= Exercise task =
Retype the listing that follows, exactly as written.

= Records provided =

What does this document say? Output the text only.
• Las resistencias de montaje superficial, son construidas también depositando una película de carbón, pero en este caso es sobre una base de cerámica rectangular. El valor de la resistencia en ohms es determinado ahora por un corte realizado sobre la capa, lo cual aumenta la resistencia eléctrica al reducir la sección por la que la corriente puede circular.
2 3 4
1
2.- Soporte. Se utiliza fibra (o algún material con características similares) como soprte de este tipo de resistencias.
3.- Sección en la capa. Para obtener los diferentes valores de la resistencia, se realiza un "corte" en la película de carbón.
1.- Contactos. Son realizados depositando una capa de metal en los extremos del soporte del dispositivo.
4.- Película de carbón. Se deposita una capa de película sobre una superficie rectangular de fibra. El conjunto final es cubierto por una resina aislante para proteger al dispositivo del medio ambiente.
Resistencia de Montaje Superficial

= Correct answer =
What does this document say? Output the text only.
• Las resistencias de montaje superficial, son construidas también depositando una película de carbón, pero en este caso es sobre una base de cerámica rectangular. El valor de la resistencia en ohms es determinado ahora por un corte realizado sobre la capa, lo cual aumenta la resistencia eléctrica al reducir la sección por la que la corriente puede circular.
2 3 4
1
2.- Soporte. Se utiliza fibra (o algún material con características similares) como soprte de este tipo de resistencias.
3.- Sección en la capa. Para obtener los diferentes valores de la resistencia, se realiza un "corte" en la película de carbón.
1.- Contactos. Son realizados depositando una capa de metal en los extremos del soporte del dispositivo.
4.- Película de carbón. Se deposita una capa de película sobre una superficie rectangular de fibra. El conjunto final es cubierto por una resina aislante para proteger al dispositivo del medio ambiente.
Resistencia de Montaje Superficial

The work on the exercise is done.